Figure collection entries

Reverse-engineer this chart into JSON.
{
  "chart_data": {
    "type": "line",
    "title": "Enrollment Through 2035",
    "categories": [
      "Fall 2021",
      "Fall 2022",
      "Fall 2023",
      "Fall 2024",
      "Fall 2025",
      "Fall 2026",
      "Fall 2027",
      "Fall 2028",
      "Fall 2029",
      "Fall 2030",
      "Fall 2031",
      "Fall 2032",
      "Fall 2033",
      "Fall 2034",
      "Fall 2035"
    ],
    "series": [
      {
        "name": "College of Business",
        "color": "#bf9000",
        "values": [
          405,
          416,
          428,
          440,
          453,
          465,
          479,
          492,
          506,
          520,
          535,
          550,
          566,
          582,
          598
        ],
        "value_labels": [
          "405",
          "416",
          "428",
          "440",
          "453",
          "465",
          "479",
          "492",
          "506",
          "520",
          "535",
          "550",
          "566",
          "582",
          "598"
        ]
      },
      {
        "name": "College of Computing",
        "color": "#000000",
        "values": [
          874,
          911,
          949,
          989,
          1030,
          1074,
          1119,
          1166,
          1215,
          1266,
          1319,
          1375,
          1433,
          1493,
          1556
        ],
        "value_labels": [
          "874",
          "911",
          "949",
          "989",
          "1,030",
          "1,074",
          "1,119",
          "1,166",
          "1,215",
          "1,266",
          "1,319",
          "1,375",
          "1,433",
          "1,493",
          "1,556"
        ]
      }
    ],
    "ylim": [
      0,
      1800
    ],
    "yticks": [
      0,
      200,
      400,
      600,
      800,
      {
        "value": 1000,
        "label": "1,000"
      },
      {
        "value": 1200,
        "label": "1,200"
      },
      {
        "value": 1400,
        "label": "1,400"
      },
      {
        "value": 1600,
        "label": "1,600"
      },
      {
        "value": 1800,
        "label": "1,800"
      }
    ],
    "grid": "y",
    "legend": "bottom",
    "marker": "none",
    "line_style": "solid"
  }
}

* TASK OBJECTIVE:
Can you give every line above again, exactly as written?

* REPLY TO THE EXERCISE:
Reverse-engineer this chart into JSON.
{
  "chart_data": {
    "type": "line",
    "title": "Enrollment Through 2035",
    "categories": [
      "Fall 2021",
      "Fall 2022",
      "Fall 2023",
      "Fall 2024",
      "Fall 2025",
      "Fall 2026",
      "Fall 2027",
      "Fall 2028",
      "Fall 2029",
      "Fall 2030",
      "Fall 2031",
      "Fall 2032",
      "Fall 2033",
      "Fall 2034",
      "Fall 2035"
    ],
    "series": [
      {
        "name": "College of Business",
        "color": "#bf9000",
        "values": [
          405,
          416,
          428,
          440,
          453,
          465,
          479,
          492,
          506,
          520,
          535,
          550,
          566,
          582,
          598
        ],
        "value_labels": [
          "405",
          "416",
          "428",
          "440",
          "453",
          "465",
          "479",
          "492",
          "506",
          "520",
          "535",
          "550",
          "566",
          "582",
          "598"
        ]
      },
      {
        "name": "College of Computing",
        "color": "#000000",
        "values": [
          874,
          911,
          949,
          989,
          1030,
          1074,
          1119,
          1166,
          1215,
          1266,
          1319,
          1375,
          1433,
          1493,
          1556
        ],
        "value_labels": [
          "874",
          "911",
          "949",
          "989",
          "1,030",
          "1,074",
          "1,119",
          "1,166",
          "1,215",
          "1,266",
          "1,319",
          "1,375",
          "1,433",
          "1,493",
          "1,556"
        ]
      }
    ],
    "ylim": [
      0,
      1800
    ],
    "yticks": [
      0,
      200,
      400,
      600,
      800,
      {
        "value": 1000,
        "label": "1,000"
      },
      {
        "value": 1200,
        "label": "1,200"
      },
      {
        "value": 1400,
        "label": "1,400"
      },
      {
        "value": 1600,
        "label": "1,600"
      },
      {
        "value": 1800,
        "label": "1,800"
      }
    ],
    "grid": "y",
    "legend": "bottom",
    "marker": "none",
    "line_style": "solid"
  }
}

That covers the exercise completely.